**Task brief**
Transcribe the entries that follow, word for word.

**Listing**
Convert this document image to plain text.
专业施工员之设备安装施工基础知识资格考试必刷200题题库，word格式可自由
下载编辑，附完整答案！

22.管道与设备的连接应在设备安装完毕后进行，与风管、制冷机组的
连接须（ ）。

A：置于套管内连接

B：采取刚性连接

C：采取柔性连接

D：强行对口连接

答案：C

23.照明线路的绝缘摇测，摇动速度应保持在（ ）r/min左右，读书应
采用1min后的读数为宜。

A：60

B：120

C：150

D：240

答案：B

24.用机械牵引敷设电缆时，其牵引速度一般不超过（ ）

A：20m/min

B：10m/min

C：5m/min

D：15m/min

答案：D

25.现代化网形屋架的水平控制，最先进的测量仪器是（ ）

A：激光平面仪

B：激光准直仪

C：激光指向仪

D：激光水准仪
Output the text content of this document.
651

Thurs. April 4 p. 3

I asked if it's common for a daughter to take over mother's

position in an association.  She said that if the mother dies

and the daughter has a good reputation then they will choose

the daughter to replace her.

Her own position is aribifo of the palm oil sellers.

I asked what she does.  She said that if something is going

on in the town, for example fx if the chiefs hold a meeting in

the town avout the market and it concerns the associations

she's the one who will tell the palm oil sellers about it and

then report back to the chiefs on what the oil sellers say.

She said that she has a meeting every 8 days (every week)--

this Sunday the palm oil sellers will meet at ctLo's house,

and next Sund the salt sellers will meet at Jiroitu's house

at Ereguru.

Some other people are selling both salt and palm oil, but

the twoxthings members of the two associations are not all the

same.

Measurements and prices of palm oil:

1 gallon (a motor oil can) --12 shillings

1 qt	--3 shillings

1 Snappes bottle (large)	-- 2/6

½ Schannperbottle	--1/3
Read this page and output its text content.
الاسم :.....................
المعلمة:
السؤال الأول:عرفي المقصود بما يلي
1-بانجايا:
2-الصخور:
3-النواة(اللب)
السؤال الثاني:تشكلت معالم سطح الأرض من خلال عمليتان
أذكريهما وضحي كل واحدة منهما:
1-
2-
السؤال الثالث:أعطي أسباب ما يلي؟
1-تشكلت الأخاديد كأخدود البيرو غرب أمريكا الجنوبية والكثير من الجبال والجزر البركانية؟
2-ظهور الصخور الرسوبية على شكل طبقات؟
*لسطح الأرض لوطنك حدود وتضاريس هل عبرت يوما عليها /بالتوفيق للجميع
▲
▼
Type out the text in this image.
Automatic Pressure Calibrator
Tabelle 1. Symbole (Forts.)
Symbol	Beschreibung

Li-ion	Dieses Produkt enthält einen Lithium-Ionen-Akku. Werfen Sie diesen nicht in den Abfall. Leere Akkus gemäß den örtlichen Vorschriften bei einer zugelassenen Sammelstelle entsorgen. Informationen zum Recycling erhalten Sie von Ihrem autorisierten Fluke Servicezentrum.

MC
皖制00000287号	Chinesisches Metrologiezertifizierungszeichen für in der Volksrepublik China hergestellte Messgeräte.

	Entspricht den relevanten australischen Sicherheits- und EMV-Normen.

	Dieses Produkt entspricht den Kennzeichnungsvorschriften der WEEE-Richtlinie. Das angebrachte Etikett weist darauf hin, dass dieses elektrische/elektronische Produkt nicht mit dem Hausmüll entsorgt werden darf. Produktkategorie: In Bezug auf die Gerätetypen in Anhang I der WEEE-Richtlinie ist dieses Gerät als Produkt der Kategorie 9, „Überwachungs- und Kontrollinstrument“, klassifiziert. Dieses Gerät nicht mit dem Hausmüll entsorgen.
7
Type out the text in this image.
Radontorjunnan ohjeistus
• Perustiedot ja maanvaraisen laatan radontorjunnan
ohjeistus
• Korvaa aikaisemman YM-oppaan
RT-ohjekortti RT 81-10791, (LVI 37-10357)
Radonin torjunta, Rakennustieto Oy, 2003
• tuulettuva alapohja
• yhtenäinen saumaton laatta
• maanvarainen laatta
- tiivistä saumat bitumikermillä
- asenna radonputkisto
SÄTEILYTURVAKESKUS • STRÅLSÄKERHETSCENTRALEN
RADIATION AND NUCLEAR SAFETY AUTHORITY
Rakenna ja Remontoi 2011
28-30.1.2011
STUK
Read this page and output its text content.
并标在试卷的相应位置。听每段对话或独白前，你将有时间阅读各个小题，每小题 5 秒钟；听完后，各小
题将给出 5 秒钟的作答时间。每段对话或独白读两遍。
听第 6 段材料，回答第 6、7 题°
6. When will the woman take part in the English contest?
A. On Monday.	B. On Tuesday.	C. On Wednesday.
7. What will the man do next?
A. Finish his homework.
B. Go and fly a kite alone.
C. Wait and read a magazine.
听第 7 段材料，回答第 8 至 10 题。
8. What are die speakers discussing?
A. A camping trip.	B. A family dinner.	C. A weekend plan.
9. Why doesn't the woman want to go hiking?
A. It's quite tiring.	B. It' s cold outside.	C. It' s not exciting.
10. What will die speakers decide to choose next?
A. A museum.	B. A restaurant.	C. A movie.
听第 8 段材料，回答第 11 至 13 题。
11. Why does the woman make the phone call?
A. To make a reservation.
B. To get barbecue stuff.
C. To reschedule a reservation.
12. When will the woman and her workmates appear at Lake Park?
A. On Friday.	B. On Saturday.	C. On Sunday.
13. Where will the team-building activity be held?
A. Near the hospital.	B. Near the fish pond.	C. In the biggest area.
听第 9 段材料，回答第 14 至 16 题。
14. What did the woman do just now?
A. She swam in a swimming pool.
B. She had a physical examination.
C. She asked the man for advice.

**Task result**
Convert this document image to plain text.
专业施工员之设备安装施工基础知识资格考试必刷200题题库，word格式可自由
下载编辑，附完整答案！

22.管道与设备的连接应在设备安装完毕后进行，与风管、制冷机组的
连接须（ ）。

A：置于套管内连接

B：采取刚性连接

C：采取柔性连接

D：强行对口连接

答案：C

23.照明线路的绝缘摇测，摇动速度应保持在（ ）r/min左右，读书应
采用1min后的读数为宜。

A：60

B：120

C：150

D：240

答案：B

24.用机械牵引敷设电缆时，其牵引速度一般不超过（ ）

A：20m/min

B：10m/min

C：5m/min

D：15m/min

答案：D

25.现代化网形屋架的水平控制，最先进的测量仪器是（ ）

A：激光平面仪

B：激光准直仪

C：激光指向仪

D：激光水准仪
Output the text content of this document.
651

Thurs. April 4 p. 3

I asked if it's common for a daughter to take over mother's

position in an association.  She said that if the mother dies

and the daughter has a good reputation then they will choose

the daughter to replace her.

Her own position is aribifo of the palm oil sellers.

I asked what she does.  She said that if something is going

on in the town, for example fx if the chiefs hold a meeting in

the town avout the market and it concerns the associations

she's the one who will tell the palm oil sellers about it and

then report back to the chiefs on what the oil sellers say.

She said that she has a meeting every 8 days (every week)--

this Sunday the palm oil sellers will meet at ctLo's house,

and next Sund the salt sellers will meet at Jiroitu's house

at Ereguru.

Some other people are selling both salt and palm oil, but

the twoxthings members of the two associations are not all the

same.

Measurements and prices of palm oil:

1 gallon (a motor oil can) --12 shillings

1 qt	--3 shillings

1 Snappes bottle (large)	-- 2/6

½ Schannperbottle	--1/3
Read this page and output its text content.
الاسم :.....................
المعلمة:
السؤال الأول:عرفي المقصود بما يلي
1-بانجايا:
2-الصخور:
3-النواة(اللب)
السؤال الثاني:تشكلت معالم سطح الأرض من خلال عمليتان
أذكريهما وضحي كل واحدة منهما:
1-
2-
السؤال الثالث:أعطي أسباب ما يلي؟
1-تشكلت الأخاديد كأخدود البيرو غرب أمريكا الجنوبية والكثير من الجبال والجزر البركانية؟
2-ظهور الصخور الرسوبية على شكل طبقات؟
*لسطح الأرض لوطنك حدود وتضاريس هل عبرت يوما عليها /بالتوفيق للجميع
▲
▼
Type out the text in this image.
Automatic Pressure Calibrator
Tabelle 1. Symbole (Forts.)
Symbol	Beschreibung

Li-ion	Dieses Produkt enthält einen Lithium-Ionen-Akku. Werfen Sie diesen nicht in den Abfall. Leere Akkus gemäß den örtlichen Vorschriften bei einer zugelassenen Sammelstelle entsorgen. Informationen zum Recycling erhalten Sie von Ihrem autorisierten Fluke Servicezentrum.

MC
皖制00000287号	Chinesisches Metrologiezertifizierungszeichen für in der Volksrepublik China hergestellte Messgeräte.

	Entspricht den relevanten australischen Sicherheits- und EMV-Normen.

	Dieses Produkt entspricht den Kennzeichnungsvorschriften der WEEE-Richtlinie. Das angebrachte Etikett weist darauf hin, dass dieses elektrische/elektronische Produkt nicht mit dem Hausmüll entsorgt werden darf. Produktkategorie: In Bezug auf die Gerätetypen in Anhang I der WEEE-Richtlinie ist dieses Gerät als Produkt der Kategorie 9, „Überwachungs- und Kontrollinstrument“, klassifiziert. Dieses Gerät nicht mit dem Hausmüll entsorgen.
7
Type out the text in this image.
Radontorjunnan ohjeistus
• Perustiedot ja maanvaraisen laatan radontorjunnan
ohjeistus
• Korvaa aikaisemman YM-oppaan
RT-ohjekortti RT 81-10791, (LVI 37-10357)
Radonin torjunta, Rakennustieto Oy, 2003
• tuulettuva alapohja
• yhtenäinen saumaton laatta
• maanvarainen laatta
- tiivistä saumat bitumikermillä
- asenna radonputkisto
SÄTEILYTURVAKESKUS • STRÅLSÄKERHETSCENTRALEN
RADIATION AND NUCLEAR SAFETY AUTHORITY
Rakenna ja Remontoi 2011
28-30.1.2011
STUK
Read this page and output its text content.
并标在试卷的相应位置。听每段对话或独白前，你将有时间阅读各个小题，每小题 5 秒钟；听完后，各小
题将给出 5 秒钟的作答时间。每段对话或独白读两遍。
听第 6 段材料，回答第 6、7 题°
6. When will the woman take part in the English contest?
A. On Monday.	B. On Tuesday.	C. On Wednesday.
7. What will the man do next?
A. Finish his homework.
B. Go and fly a kite alone.
C. Wait and read a magazine.
听第 7 段材料，回答第 8 至 10 题。
8. What are die speakers discussing?
A. A camping trip.	B. A family dinner.	C. A weekend plan.
9. Why doesn't the woman want to go hiking?
A. It's quite tiring.	B. It' s cold outside.	C. It' s not exciting.
10. What will die speakers decide to choose next?
A. A museum.	B. A restaurant.	C. A movie.
听第 8 段材料，回答第 11 至 13 题。
11. Why does the woman make the phone call?
A. To make a reservation.
B. To get barbecue stuff.
C. To reschedule a reservation.
12. When will the woman and her workmates appear at Lake Park?
A. On Friday.	B. On Saturday.	C. On Sunday.
13. Where will the team-building activity be held?
A. Near the hospital.	B. Near the fish pond.	C. In the biggest area.
听第 9 段材料，回答第 14 至 16 题。
14. What did the woman do just now?
A. She swam in a swimming pool.
B. She had a physical examination.
C. She asked the man for advice.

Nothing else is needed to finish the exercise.